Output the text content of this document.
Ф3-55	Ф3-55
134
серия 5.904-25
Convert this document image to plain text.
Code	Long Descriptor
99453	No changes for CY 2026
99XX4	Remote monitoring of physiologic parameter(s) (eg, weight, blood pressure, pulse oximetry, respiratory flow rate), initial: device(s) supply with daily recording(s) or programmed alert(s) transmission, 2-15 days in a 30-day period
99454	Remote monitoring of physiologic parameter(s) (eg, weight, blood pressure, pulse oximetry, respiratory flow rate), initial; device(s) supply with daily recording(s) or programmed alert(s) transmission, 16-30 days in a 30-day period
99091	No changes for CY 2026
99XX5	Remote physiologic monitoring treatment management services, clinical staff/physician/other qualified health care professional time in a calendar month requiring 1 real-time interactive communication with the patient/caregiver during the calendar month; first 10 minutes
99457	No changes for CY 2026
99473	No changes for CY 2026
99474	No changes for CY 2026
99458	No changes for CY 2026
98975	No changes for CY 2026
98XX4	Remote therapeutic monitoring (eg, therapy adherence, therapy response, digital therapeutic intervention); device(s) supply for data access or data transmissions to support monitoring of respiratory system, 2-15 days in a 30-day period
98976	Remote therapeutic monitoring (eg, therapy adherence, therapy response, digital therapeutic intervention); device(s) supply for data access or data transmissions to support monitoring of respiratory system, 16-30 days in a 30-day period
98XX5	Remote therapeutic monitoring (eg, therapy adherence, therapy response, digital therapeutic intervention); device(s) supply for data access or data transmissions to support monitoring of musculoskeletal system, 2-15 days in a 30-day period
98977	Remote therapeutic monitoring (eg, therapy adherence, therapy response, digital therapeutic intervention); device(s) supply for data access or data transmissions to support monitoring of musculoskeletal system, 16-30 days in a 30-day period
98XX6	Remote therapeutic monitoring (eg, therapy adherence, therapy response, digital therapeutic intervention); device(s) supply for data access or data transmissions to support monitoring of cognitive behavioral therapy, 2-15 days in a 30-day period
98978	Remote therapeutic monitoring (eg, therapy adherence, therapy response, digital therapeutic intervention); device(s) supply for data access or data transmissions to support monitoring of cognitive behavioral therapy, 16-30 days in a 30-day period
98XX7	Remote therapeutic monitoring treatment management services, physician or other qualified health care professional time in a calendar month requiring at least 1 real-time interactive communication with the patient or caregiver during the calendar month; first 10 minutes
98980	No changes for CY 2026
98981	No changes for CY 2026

━━━━

EXERCISE DESCRIPTION: Reproduce every record, matching each line exactly.

REPLY TO THE EXERCISE:
Output the text content of this document.
Ф3-55	Ф3-55
134
серия 5.904-25
Convert this document image to plain text.
Code	Long Descriptor
99453	No changes for CY 2026
99XX4	Remote monitoring of physiologic parameter(s) (eg, weight, blood pressure, pulse oximetry, respiratory flow rate), initial: device(s) supply with daily recording(s) or programmed alert(s) transmission, 2-15 days in a 30-day period
99454	Remote monitoring of physiologic parameter(s) (eg, weight, blood pressure, pulse oximetry, respiratory flow rate), initial; device(s) supply with daily recording(s) or programmed alert(s) transmission, 16-30 days in a 30-day period
99091	No changes for CY 2026
99XX5	Remote physiologic monitoring treatment management services, clinical staff/physician/other qualified health care professional time in a calendar month requiring 1 real-time interactive communication with the patient/caregiver during the calendar month; first 10 minutes
99457	No changes for CY 2026
99473	No changes for CY 2026
99474	No changes for CY 2026
99458	No changes for CY 2026
98975	No changes for CY 2026
98XX4	Remote therapeutic monitoring (eg, therapy adherence, therapy response, digital therapeutic intervention); device(s) supply for data access or data transmissions to support monitoring of respiratory system, 2-15 days in a 30-day period
98976	Remote therapeutic monitoring (eg, therapy adherence, therapy response, digital therapeutic intervention); device(s) supply for data access or data transmissions to support monitoring of respiratory system, 16-30 days in a 30-day period
98XX5	Remote therapeutic monitoring (eg, therapy adherence, therapy response, digital therapeutic intervention); device(s) supply for data access or data transmissions to support monitoring of musculoskeletal system, 2-15 days in a 30-day period
98977	Remote therapeutic monitoring (eg, therapy adherence, therapy response, digital therapeutic intervention); device(s) supply for data access or data transmissions to support monitoring of musculoskeletal system, 16-30 days in a 30-day period
98XX6	Remote therapeutic monitoring (eg, therapy adherence, therapy response, digital therapeutic intervention); device(s) supply for data access or data transmissions to support monitoring of cognitive behavioral therapy, 2-15 days in a 30-day period
98978	Remote therapeutic monitoring (eg, therapy adherence, therapy response, digital therapeutic intervention); device(s) supply for data access or data transmissions to support monitoring of cognitive behavioral therapy, 16-30 days in a 30-day period
98XX7	Remote therapeutic monitoring treatment management services, physician or other qualified health care professional time in a calendar month requiring at least 1 real-time interactive communication with the patient or caregiver during the calendar month; first 10 minutes
98980	No changes for CY 2026
98981	No changes for CY 2026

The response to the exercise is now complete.